#### Instructions to follow
Below is the data. Give it again, complete and exact.

#### The records
[BEGIN]
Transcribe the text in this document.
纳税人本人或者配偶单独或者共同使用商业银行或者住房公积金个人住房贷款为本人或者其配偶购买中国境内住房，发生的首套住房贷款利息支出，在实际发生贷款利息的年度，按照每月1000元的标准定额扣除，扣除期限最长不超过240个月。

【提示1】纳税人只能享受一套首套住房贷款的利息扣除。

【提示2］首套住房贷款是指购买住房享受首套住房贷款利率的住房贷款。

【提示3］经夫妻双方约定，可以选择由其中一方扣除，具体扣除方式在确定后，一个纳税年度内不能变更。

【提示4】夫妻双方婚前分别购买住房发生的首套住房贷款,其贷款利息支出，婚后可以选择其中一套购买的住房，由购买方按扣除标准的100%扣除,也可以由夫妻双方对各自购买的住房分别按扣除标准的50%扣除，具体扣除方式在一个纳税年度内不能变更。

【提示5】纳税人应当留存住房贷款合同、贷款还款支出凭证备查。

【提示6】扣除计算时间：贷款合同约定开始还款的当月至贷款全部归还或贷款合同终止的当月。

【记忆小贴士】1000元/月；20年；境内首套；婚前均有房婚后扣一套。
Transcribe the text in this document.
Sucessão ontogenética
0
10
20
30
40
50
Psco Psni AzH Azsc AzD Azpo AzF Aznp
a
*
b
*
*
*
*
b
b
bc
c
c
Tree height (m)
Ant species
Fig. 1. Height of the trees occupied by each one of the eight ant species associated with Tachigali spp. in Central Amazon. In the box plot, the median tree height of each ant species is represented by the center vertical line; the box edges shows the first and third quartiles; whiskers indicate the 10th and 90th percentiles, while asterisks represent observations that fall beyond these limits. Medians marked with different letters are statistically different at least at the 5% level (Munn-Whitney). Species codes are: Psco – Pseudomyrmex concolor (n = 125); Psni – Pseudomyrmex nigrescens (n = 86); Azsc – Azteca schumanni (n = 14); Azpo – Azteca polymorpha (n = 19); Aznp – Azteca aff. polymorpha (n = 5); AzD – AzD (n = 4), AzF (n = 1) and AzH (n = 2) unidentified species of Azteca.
[END]
#### Answer in full
Transcribe the text in this document.
纳税人本人或者配偶单独或者共同使用商业银行或者住房公积金个人住房贷款为本人或者其配偶购买中国境内住房，发生的首套住房贷款利息支出，在实际发生贷款利息的年度，按照每月1000元的标准定额扣除，扣除期限最长不超过240个月。

【提示1】纳税人只能享受一套首套住房贷款的利息扣除。

【提示2］首套住房贷款是指购买住房享受首套住房贷款利率的住房贷款。

【提示3］经夫妻双方约定，可以选择由其中一方扣除，具体扣除方式在确定后，一个纳税年度内不能变更。

【提示4】夫妻双方婚前分别购买住房发生的首套住房贷款,其贷款利息支出，婚后可以选择其中一套购买的住房，由购买方按扣除标准的100%扣除,也可以由夫妻双方对各自购买的住房分别按扣除标准的50%扣除，具体扣除方式在一个纳税年度内不能变更。

【提示5】纳税人应当留存住房贷款合同、贷款还款支出凭证备查。

【提示6】扣除计算时间：贷款合同约定开始还款的当月至贷款全部归还或贷款合同终止的当月。

【记忆小贴士】1000元/月；20年；境内首套；婚前均有房婚后扣一套。
Transcribe the text in this document.
Sucessão ontogenética
0
10
20
30
40
50
Psco Psni AzH Azsc AzD Azpo AzF Aznp
a
*
b
*
*
*
*
b
b
bc
c
c
Tree height (m)
Ant species
Fig. 1. Height of the trees occupied by each one of the eight ant species associated with Tachigali spp. in Central Amazon. In the box plot, the median tree height of each ant species is represented by the center vertical line; the box edges shows the first and third quartiles; whiskers indicate the 10th and 90th percentiles, while asterisks represent observations that fall beyond these limits. Medians marked with different letters are statistically different at least at the 5% level (Munn-Whitney). Species codes are: Psco – Pseudomyrmex concolor (n = 125); Psni – Pseudomyrmex nigrescens (n = 86); Azsc – Azteca schumanni (n = 14); Azpo – Azteca polymorpha (n = 19); Aznp – Azteca aff. polymorpha (n = 5); AzD – AzD (n = 4), AzF (n = 1) and AzH (n = 2) unidentified species of Azteca.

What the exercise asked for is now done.